→ Task description
Select the lines below containing the word "content".

* START *

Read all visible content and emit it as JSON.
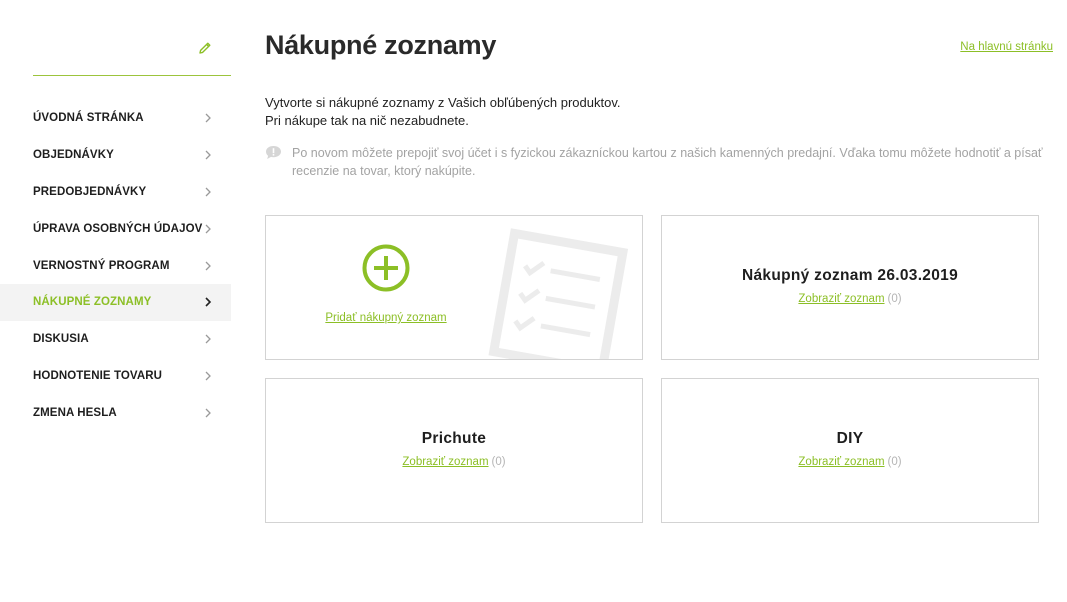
{
  "sidebar": {
    "items": [
      {
        "label": "ÚVODNÁ STRÁNKA",
        "active": false
      },
      {
        "label": "OBJEDNÁVKY",
        "active": false
      },
      {
        "label": "PREDOBJEDNÁVKY",
        "active": false
      },
      {
        "label": "ÚPRAVA OSOBNÝCH ÚDAJOV",
        "active": false
      },
      {
        "label": "VERNOSTNÝ PROGRAM",
        "active": false
      },
      {
        "label": "NÁKUPNÉ ZOZNAMY",
        "active": true
      },
      {
        "label": "DISKUSIA",
        "active": false
      },
      {
        "label": "HODNOTENIE TOVARU",
        "active": false
      },
      {
        "label": "ZMENA HESLA",
        "active": false
      }
    ]
  },
  "header": {
    "title": "Nákupné zoznamy",
    "home_link": "Na hlavnú stránku"
  },
  "intro": {
    "line1": "Vytvorte si nákupné zoznamy z Vašich obľúbených produktov.",
    "line2": "Pri nákupe tak na nič nezabudnete."
  },
  "info": {
    "text": "Po novom môžete prepojiť svoj účet i s fyzickou zákazníckou kartou z našich kamenných predajní. Vďaka tomu môžete hodnotiť a písať recenzie na tovar, ktorý nakúpite."
  },
  "add_card": {
    "label": "Pridať nákupný zoznam"
  },
  "lists": [
    {
      "name": "Nákupný zoznam 26.03.2019",
      "link": "Zobraziť zoznam",
      "count": "(0)"
    },
    {
      "name": "Prichute",
      "link": "Zobraziť zoznam",
      "count": "(0)"
    },
    {
      "name": "DIY",
      "link": "Zobraziť zoznam",
      "count": "(0)"
    }
  ],
  "colors": {
    "accent": "#8cbf26",
    "muted": "#a3a3a3",
    "border": "#d3d3d3"
  },
  "icons": {
    "edit": "pencil-icon",
    "chevron": "chevron-right-icon",
    "info": "info-speech-icon",
    "add": "plus-circle-icon",
    "decor": "checklist-icon"
  }
}
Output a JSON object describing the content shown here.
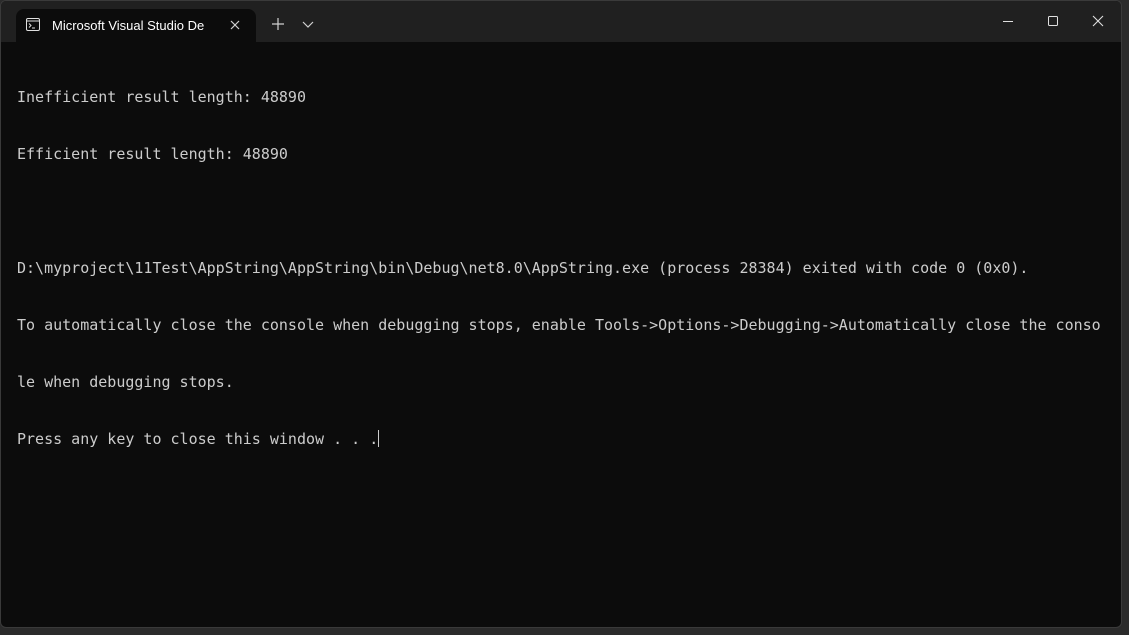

* END *

→ Solution to the exercise
Read all visible content and emit it as JSON.
Output a JSON object describing the content shown here.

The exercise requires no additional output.